_Data listing:_
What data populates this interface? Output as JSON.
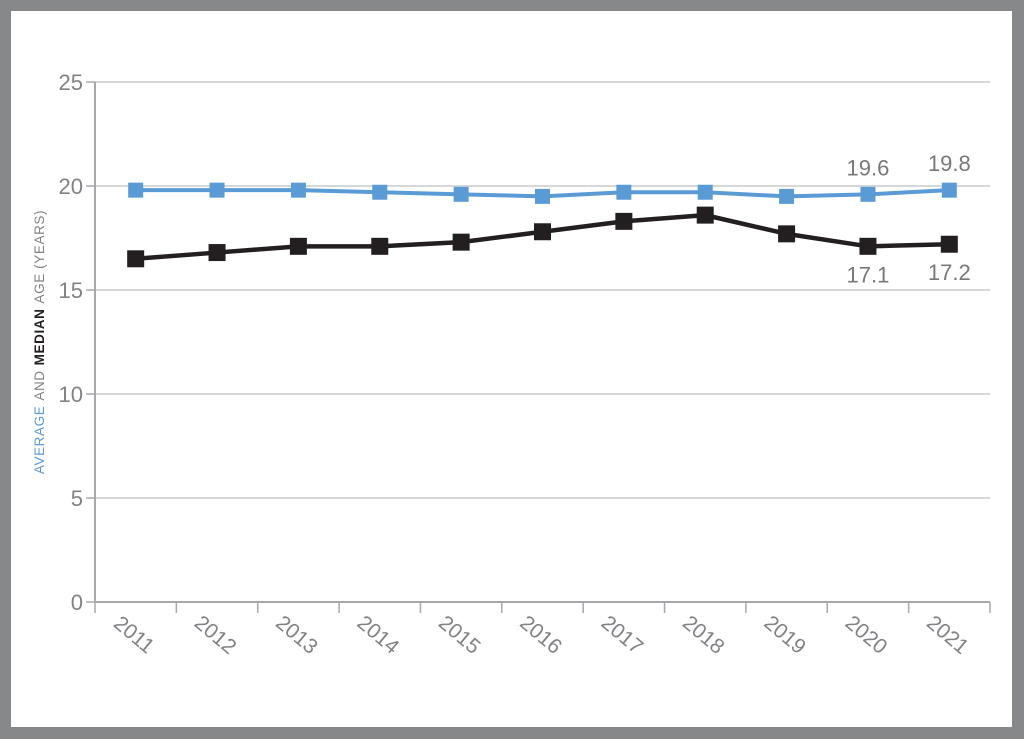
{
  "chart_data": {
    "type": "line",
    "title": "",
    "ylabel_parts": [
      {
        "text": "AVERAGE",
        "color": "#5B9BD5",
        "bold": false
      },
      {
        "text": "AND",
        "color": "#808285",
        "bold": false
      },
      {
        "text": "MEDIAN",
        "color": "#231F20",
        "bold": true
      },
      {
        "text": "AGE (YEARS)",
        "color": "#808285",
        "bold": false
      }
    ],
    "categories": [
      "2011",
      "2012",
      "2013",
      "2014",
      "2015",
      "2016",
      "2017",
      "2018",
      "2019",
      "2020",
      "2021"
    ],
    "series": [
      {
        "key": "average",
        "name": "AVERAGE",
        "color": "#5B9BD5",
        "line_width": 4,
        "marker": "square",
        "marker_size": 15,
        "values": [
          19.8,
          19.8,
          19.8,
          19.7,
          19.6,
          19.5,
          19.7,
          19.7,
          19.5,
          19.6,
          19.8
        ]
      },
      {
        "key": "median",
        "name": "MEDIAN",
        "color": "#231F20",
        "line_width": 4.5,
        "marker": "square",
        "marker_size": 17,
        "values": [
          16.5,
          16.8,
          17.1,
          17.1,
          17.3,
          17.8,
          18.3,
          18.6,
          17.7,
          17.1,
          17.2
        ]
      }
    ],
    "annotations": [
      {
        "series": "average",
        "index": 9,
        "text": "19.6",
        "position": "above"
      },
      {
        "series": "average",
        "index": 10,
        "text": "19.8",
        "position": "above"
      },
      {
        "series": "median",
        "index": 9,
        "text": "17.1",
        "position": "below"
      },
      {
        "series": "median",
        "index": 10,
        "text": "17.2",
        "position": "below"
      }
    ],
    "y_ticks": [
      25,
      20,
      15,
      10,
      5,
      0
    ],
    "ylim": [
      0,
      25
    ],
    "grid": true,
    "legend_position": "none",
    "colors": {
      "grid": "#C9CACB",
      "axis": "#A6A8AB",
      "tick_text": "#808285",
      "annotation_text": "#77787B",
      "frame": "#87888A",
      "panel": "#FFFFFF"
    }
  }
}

_Task prompt:_ Images in the data above are to be skipped. Retype all other material exactly.

_Solution for this problem:_
What data populates this interface? Output as JSON.
{
  "chart_data": {
    "type": "line",
    "title": "",
    "ylabel_parts": [
      {
        "text": "AVERAGE",
        "color": "#5B9BD5",
        "bold": false
      },
      {
        "text": "AND",
        "color": "#808285",
        "bold": false
      },
      {
        "text": "MEDIAN",
        "color": "#231F20",
        "bold": true
      },
      {
        "text": "AGE (YEARS)",
        "color": "#808285",
        "bold": false
      }
    ],
    "categories": [
      "2011",
      "2012",
      "2013",
      "2014",
      "2015",
      "2016",
      "2017",
      "2018",
      "2019",
      "2020",
      "2021"
    ],
    "series": [
      {
        "key": "average",
        "name": "AVERAGE",
        "color": "#5B9BD5",
        "line_width": 4,
        "marker": "square",
        "marker_size": 15,
        "values": [
          19.8,
          19.8,
          19.8,
          19.7,
          19.6,
          19.5,
          19.7,
          19.7,
          19.5,
          19.6,
          19.8
        ]
      },
      {
        "key": "median",
        "name": "MEDIAN",
        "color": "#231F20",
        "line_width": 4.5,
        "marker": "square",
        "marker_size": 17,
        "values": [
          16.5,
          16.8,
          17.1,
          17.1,
          17.3,
          17.8,
          18.3,
          18.6,
          17.7,
          17.1,
          17.2
        ]
      }
    ],
    "annotations": [
      {
        "series": "average",
        "index": 9,
        "text": "19.6",
        "position": "above"
      },
      {
        "series": "average",
        "index": 10,
        "text": "19.8",
        "position": "above"
      },
      {
        "series": "median",
        "index": 9,
        "text": "17.1",
        "position": "below"
      },
      {
        "series": "median",
        "index": 10,
        "text": "17.2",
        "position": "below"
      }
    ],
    "y_ticks": [
      25,
      20,
      15,
      10,
      5,
      0
    ],
    "ylim": [
      0,
      25
    ],
    "grid": true,
    "legend_position": "none",
    "colors": {
      "grid": "#C9CACB",
      "axis": "#A6A8AB",
      "tick_text": "#808285",
      "annotation_text": "#77787B",
      "frame": "#87888A",
      "panel": "#FFFFFF"
    }
  }
}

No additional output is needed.